Count every line that includes the string "thời" in the entries that follow. Nothing besides the number is needed.
— Start RECORDS —
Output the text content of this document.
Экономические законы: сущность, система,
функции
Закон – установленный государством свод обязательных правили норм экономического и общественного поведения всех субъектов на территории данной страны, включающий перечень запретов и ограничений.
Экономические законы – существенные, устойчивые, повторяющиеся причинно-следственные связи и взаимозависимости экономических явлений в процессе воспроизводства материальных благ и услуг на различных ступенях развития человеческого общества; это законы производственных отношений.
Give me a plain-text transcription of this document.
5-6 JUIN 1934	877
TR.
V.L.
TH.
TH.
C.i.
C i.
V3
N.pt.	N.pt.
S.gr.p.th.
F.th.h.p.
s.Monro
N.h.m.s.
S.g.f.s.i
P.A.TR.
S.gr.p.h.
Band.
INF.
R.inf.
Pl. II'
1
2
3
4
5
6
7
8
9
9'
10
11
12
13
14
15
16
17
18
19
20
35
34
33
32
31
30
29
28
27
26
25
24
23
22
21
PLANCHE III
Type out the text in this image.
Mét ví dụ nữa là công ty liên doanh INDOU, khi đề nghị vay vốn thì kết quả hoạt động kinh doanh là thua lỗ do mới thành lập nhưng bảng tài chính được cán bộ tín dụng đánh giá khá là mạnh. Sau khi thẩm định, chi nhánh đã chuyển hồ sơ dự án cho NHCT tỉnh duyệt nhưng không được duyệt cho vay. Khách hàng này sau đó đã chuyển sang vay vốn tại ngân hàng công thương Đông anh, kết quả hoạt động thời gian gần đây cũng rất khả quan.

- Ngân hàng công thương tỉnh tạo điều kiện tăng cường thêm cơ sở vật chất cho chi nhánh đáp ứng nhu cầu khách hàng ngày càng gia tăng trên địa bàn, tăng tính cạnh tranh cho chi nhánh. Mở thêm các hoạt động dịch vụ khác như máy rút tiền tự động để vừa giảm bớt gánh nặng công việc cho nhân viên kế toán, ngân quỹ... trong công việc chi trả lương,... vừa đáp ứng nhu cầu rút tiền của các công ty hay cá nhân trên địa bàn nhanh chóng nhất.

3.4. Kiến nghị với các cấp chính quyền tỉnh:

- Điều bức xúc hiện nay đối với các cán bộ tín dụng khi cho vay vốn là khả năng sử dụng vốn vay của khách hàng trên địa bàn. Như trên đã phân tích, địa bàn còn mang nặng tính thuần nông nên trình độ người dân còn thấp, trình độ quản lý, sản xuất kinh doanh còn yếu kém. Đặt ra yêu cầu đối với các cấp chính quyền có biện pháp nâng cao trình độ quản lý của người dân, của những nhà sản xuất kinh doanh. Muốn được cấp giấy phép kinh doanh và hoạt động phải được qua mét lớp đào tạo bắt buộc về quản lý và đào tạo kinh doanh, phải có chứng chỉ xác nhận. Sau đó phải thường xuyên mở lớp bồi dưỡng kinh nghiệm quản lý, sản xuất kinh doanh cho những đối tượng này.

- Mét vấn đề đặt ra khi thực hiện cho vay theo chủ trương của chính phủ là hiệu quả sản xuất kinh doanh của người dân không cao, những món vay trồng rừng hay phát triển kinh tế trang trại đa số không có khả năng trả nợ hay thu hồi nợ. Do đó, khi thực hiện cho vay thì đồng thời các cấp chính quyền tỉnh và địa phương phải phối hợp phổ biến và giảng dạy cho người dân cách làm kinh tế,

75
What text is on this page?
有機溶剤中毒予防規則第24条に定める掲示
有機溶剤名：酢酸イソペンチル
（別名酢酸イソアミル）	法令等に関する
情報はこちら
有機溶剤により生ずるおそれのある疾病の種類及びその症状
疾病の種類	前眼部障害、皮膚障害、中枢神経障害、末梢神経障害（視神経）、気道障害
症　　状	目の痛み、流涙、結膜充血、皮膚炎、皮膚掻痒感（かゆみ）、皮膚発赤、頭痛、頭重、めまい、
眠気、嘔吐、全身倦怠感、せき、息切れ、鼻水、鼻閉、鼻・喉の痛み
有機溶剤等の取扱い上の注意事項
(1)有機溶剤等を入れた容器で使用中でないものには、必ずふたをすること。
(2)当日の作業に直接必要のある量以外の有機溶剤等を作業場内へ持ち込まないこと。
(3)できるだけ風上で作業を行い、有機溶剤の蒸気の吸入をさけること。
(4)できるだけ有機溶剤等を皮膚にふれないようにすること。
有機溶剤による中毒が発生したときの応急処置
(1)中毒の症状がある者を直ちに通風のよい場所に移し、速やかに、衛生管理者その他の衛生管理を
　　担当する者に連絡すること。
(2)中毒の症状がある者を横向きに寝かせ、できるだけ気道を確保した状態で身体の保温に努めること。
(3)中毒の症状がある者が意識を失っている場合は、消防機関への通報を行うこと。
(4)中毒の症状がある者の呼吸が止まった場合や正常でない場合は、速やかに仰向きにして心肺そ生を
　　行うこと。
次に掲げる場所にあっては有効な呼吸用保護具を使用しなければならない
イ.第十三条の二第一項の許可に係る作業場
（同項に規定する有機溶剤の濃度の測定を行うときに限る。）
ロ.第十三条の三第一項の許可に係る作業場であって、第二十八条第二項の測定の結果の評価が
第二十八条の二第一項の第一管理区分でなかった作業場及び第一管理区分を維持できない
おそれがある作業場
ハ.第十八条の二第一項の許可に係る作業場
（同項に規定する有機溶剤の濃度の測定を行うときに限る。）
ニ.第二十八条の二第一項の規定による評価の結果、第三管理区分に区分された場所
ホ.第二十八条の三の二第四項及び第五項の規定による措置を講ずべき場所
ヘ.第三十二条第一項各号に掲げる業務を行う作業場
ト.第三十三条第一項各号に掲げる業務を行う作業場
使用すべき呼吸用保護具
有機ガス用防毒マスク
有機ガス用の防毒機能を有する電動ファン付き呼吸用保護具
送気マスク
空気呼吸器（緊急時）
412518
— End RECORDS —
* [WRITTEN ANSWER]
2